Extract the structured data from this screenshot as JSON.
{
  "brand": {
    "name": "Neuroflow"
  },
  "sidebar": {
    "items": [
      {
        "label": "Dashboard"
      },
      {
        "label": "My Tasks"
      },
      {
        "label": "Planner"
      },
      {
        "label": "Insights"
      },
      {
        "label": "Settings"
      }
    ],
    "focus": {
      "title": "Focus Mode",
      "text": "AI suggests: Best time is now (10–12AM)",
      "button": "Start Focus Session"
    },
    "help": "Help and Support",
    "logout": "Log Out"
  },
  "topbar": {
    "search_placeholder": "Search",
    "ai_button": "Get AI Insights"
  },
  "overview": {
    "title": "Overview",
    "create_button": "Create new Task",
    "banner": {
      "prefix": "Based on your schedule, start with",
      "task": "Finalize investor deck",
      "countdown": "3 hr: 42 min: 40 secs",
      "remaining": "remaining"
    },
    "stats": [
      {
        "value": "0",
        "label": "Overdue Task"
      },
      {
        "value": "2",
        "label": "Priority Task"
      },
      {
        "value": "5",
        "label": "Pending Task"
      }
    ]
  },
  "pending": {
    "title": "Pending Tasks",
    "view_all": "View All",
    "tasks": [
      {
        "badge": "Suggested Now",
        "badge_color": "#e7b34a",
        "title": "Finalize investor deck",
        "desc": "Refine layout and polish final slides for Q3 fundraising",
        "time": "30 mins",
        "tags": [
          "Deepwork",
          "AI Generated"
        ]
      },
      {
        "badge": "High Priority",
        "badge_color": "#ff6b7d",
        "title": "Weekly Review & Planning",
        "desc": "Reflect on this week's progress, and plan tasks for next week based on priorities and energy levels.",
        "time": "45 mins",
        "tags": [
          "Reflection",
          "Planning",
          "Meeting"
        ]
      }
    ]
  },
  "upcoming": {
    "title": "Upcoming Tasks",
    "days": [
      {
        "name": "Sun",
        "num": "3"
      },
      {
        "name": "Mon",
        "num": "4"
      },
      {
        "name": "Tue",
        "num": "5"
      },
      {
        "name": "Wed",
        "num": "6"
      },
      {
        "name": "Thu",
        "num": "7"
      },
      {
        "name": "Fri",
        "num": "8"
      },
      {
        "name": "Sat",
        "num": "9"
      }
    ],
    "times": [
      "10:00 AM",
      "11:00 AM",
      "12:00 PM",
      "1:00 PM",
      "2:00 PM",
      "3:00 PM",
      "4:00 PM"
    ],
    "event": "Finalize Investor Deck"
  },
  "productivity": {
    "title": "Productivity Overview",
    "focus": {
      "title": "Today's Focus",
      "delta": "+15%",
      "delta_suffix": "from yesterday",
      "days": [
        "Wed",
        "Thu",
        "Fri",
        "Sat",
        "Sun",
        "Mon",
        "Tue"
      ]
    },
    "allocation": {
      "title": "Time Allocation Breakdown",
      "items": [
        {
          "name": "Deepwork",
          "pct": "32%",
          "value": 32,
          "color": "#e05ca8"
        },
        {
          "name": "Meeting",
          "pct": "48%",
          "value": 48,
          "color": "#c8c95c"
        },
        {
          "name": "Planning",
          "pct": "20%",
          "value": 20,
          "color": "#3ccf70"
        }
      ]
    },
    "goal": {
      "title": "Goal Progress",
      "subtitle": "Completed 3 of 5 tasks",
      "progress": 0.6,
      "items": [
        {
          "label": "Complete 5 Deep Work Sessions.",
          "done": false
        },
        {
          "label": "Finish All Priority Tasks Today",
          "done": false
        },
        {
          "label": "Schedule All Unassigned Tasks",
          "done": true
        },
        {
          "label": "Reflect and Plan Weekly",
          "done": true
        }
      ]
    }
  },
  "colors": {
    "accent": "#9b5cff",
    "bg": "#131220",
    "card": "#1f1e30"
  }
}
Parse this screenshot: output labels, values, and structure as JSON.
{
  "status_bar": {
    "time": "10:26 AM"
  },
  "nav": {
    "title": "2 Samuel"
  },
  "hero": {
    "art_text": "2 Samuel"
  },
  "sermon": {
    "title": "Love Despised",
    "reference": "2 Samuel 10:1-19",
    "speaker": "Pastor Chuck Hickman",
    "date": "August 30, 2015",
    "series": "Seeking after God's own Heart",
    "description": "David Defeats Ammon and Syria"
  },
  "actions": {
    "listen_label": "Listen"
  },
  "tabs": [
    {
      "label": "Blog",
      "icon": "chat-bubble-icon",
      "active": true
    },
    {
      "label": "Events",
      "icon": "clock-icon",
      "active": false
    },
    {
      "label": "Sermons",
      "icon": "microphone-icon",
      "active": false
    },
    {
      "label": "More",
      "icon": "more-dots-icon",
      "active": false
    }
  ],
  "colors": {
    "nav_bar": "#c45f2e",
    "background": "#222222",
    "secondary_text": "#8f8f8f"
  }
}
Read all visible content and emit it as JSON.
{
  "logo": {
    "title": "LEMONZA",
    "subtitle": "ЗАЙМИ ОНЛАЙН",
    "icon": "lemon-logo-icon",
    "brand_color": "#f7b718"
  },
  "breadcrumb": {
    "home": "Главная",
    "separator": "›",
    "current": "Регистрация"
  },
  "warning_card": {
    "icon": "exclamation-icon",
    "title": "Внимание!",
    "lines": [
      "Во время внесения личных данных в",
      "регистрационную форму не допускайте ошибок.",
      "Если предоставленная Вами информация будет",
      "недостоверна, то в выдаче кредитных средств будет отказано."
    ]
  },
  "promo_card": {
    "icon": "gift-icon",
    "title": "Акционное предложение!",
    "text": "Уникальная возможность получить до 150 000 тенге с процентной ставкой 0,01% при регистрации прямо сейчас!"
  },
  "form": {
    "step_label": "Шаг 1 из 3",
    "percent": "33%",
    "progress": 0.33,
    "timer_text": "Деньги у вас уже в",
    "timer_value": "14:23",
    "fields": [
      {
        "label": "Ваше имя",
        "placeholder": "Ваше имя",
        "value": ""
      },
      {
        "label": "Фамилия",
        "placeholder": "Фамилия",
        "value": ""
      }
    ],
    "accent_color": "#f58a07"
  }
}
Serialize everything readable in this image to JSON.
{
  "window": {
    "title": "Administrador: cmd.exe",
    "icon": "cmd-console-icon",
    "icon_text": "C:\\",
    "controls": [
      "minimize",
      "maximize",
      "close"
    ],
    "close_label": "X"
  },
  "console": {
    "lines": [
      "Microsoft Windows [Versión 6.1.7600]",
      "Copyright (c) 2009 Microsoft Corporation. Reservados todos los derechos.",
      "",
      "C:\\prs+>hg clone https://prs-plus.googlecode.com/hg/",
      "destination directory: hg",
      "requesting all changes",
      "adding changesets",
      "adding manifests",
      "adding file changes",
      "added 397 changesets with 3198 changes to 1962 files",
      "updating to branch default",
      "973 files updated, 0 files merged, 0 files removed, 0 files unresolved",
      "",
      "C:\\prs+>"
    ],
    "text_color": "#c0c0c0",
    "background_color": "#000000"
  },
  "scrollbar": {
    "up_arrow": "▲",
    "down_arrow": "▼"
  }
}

#### Stated problem
Write out the records above again, keeping each one identical to the original.

#### Response below
Extract the structured data from this screenshot as JSON.
{
  "brand": {
    "name": "Neuroflow"
  },
  "sidebar": {
    "items": [
      {
        "label": "Dashboard"
      },
      {
        "label": "My Tasks"
      },
      {
        "label": "Planner"
      },
      {
        "label": "Insights"
      },
      {
        "label": "Settings"
      }
    ],
    "focus": {
      "title": "Focus Mode",
      "text": "AI suggests: Best time is now (10–12AM)",
      "button": "Start Focus Session"
    },
    "help": "Help and Support",
    "logout": "Log Out"
  },
  "topbar": {
    "search_placeholder": "Search",
    "ai_button": "Get AI Insights"
  },
  "overview": {
    "title": "Overview",
    "create_button": "Create new Task",
    "banner": {
      "prefix": "Based on your schedule, start with",
      "task": "Finalize investor deck",
      "countdown": "3 hr: 42 min: 40 secs",
      "remaining": "remaining"
    },
    "stats": [
      {
        "value": "0",
        "label": "Overdue Task"
      },
      {
        "value": "2",
        "label": "Priority Task"
      },
      {
        "value": "5",
        "label": "Pending Task"
      }
    ]
  },
  "pending": {
    "title": "Pending Tasks",
    "view_all": "View All",
    "tasks": [
      {
        "badge": "Suggested Now",
        "badge_color": "#e7b34a",
        "title": "Finalize investor deck",
        "desc": "Refine layout and polish final slides for Q3 fundraising",
        "time": "30 mins",
        "tags": [
          "Deepwork",
          "AI Generated"
        ]
      },
      {
        "badge": "High Priority",
        "badge_color": "#ff6b7d",
        "title": "Weekly Review & Planning",
        "desc": "Reflect on this week's progress, and plan tasks for next week based on priorities and energy levels.",
        "time": "45 mins",
        "tags": [
          "Reflection",
          "Planning",
          "Meeting"
        ]
      }
    ]
  },
  "upcoming": {
    "title": "Upcoming Tasks",
    "days": [
      {
        "name": "Sun",
        "num": "3"
      },
      {
        "name": "Mon",
        "num": "4"
      },
      {
        "name": "Tue",
        "num": "5"
      },
      {
        "name": "Wed",
        "num": "6"
      },
      {
        "name": "Thu",
        "num": "7"
      },
      {
        "name": "Fri",
        "num": "8"
      },
      {
        "name": "Sat",
        "num": "9"
      }
    ],
    "times": [
      "10:00 AM",
      "11:00 AM",
      "12:00 PM",
      "1:00 PM",
      "2:00 PM",
      "3:00 PM",
      "4:00 PM"
    ],
    "event": "Finalize Investor Deck"
  },
  "productivity": {
    "title": "Productivity Overview",
    "focus": {
      "title": "Today's Focus",
      "delta": "+15%",
      "delta_suffix": "from yesterday",
      "days": [
        "Wed",
        "Thu",
        "Fri",
        "Sat",
        "Sun",
        "Mon",
        "Tue"
      ]
    },
    "allocation": {
      "title": "Time Allocation Breakdown",
      "items": [
        {
          "name": "Deepwork",
          "pct": "32%",
          "value": 32,
          "color": "#e05ca8"
        },
        {
          "name": "Meeting",
          "pct": "48%",
          "value": 48,
          "color": "#c8c95c"
        },
        {
          "name": "Planning",
          "pct": "20%",
          "value": 20,
          "color": "#3ccf70"
        }
      ]
    },
    "goal": {
      "title": "Goal Progress",
      "subtitle": "Completed 3 of 5 tasks",
      "progress": 0.6,
      "items": [
        {
          "label": "Complete 5 Deep Work Sessions.",
          "done": false
        },
        {
          "label": "Finish All Priority Tasks Today",
          "done": false
        },
        {
          "label": "Schedule All Unassigned Tasks",
          "done": true
        },
        {
          "label": "Reflect and Plan Weekly",
          "done": true
        }
      ]
    }
  },
  "colors": {
    "accent": "#9b5cff",
    "bg": "#131220",
    "card": "#1f1e30"
  }
}
Parse this screenshot: output labels, values, and structure as JSON.
{
  "status_bar": {
    "time": "10:26 AM"
  },
  "nav": {
    "title": "2 Samuel"
  },
  "hero": {
    "art_text": "2 Samuel"
  },
  "sermon": {
    "title": "Love Despised",
    "reference": "2 Samuel 10:1-19",
    "speaker": "Pastor Chuck Hickman",
    "date": "August 30, 2015",
    "series": "Seeking after God's own Heart",
    "description": "David Defeats Ammon and Syria"
  },
  "actions": {
    "listen_label": "Listen"
  },
  "tabs": [
    {
      "label": "Blog",
      "icon": "chat-bubble-icon",
      "active": true
    },
    {
      "label": "Events",
      "icon": "clock-icon",
      "active": false
    },
    {
      "label": "Sermons",
      "icon": "microphone-icon",
      "active": false
    },
    {
      "label": "More",
      "icon": "more-dots-icon",
      "active": false
    }
  ],
  "colors": {
    "nav_bar": "#c45f2e",
    "background": "#222222",
    "secondary_text": "#8f8f8f"
  }
}
Read all visible content and emit it as JSON.
{
  "logo": {
    "title": "LEMONZA",
    "subtitle": "ЗАЙМИ ОНЛАЙН",
    "icon": "lemon-logo-icon",
    "brand_color": "#f7b718"
  },
  "breadcrumb": {
    "home": "Главная",
    "separator": "›",
    "current": "Регистрация"
  },
  "warning_card": {
    "icon": "exclamation-icon",
    "title": "Внимание!",
    "lines": [
      "Во время внесения личных данных в",
      "регистрационную форму не допускайте ошибок.",
      "Если предоставленная Вами информация будет",
      "недостоверна, то в выдаче кредитных средств будет отказано."
    ]
  },
  "promo_card": {
    "icon": "gift-icon",
    "title": "Акционное предложение!",
    "text": "Уникальная возможность получить до 150 000 тенге с процентной ставкой 0,01% при регистрации прямо сейчас!"
  },
  "form": {
    "step_label": "Шаг 1 из 3",
    "percent": "33%",
    "progress": 0.33,
    "timer_text": "Деньги у вас уже в",
    "timer_value": "14:23",
    "fields": [
      {
        "label": "Ваше имя",
        "placeholder": "Ваше имя",
        "value": ""
      },
      {
        "label": "Фамилия",
        "placeholder": "Фамилия",
        "value": ""
      }
    ],
    "accent_color": "#f58a07"
  }
}
Serialize everything readable in this image to JSON.
{
  "window": {
    "title": "Administrador: cmd.exe",
    "icon": "cmd-console-icon",
    "icon_text": "C:\\",
    "controls": [
      "minimize",
      "maximize",
      "close"
    ],
    "close_label": "X"
  },
  "console": {
    "lines": [
      "Microsoft Windows [Versión 6.1.7600]",
      "Copyright (c) 2009 Microsoft Corporation. Reservados todos los derechos.",
      "",
      "C:\\prs+>hg clone https://prs-plus.googlecode.com/hg/",
      "destination directory: hg",
      "requesting all changes",
      "adding changesets",
      "adding manifests",
      "adding file changes",
      "added 397 changesets with 3198 changes to 1962 files",
      "updating to branch default",
      "973 files updated, 0 files merged, 0 files removed, 0 files unresolved",
      "",
      "C:\\prs+>"
    ],
    "text_color": "#c0c0c0",
    "background_color": "#000000"
  },
  "scrollbar": {
    "up_arrow": "▲",
    "down_arrow": "▼"
  }
}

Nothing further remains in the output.